- _Data entries for graphics_
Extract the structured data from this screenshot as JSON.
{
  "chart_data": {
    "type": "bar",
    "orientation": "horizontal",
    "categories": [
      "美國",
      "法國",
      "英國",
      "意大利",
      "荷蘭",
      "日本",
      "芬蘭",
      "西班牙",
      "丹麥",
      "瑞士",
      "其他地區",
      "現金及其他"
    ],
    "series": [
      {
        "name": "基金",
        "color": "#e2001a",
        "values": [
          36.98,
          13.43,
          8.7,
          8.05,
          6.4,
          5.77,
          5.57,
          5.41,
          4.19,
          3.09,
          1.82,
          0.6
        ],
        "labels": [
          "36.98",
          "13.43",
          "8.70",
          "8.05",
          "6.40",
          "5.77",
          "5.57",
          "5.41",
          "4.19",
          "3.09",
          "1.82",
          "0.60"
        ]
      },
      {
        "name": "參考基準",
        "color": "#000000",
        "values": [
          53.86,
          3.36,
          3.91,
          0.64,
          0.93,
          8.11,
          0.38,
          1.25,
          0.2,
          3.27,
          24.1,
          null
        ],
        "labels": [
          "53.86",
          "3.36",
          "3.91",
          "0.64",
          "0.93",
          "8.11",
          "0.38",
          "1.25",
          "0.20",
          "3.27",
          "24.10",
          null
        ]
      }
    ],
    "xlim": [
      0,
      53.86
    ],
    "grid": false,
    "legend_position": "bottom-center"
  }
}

- _TASK DIRECTIONS_
Transcribe each record exactly. Leave nothing out.

- _RESULT FOR THIS TASK_
Extract the structured data from this screenshot as JSON.
{
  "chart_data": {
    "type": "bar",
    "orientation": "horizontal",
    "categories": [
      "美國",
      "法國",
      "英國",
      "意大利",
      "荷蘭",
      "日本",
      "芬蘭",
      "西班牙",
      "丹麥",
      "瑞士",
      "其他地區",
      "現金及其他"
    ],
    "series": [
      {
        "name": "基金",
        "color": "#e2001a",
        "values": [
          36.98,
          13.43,
          8.7,
          8.05,
          6.4,
          5.77,
          5.57,
          5.41,
          4.19,
          3.09,
          1.82,
          0.6
        ],
        "labels": [
          "36.98",
          "13.43",
          "8.70",
          "8.05",
          "6.40",
          "5.77",
          "5.57",
          "5.41",
          "4.19",
          "3.09",
          "1.82",
          "0.60"
        ]
      },
      {
        "name": "參考基準",
        "color": "#000000",
        "values": [
          53.86,
          3.36,
          3.91,
          0.64,
          0.93,
          8.11,
          0.38,
          1.25,
          0.2,
          3.27,
          24.1,
          null
        ],
        "labels": [
          "53.86",
          "3.36",
          "3.91",
          "0.64",
          "0.93",
          "8.11",
          "0.38",
          "1.25",
          "0.20",
          "3.27",
          "24.10",
          null
        ]
      }
    ],
    "xlim": [
      0,
      53.86
    ],
    "grid": false,
    "legend_position": "bottom-center"
  }
}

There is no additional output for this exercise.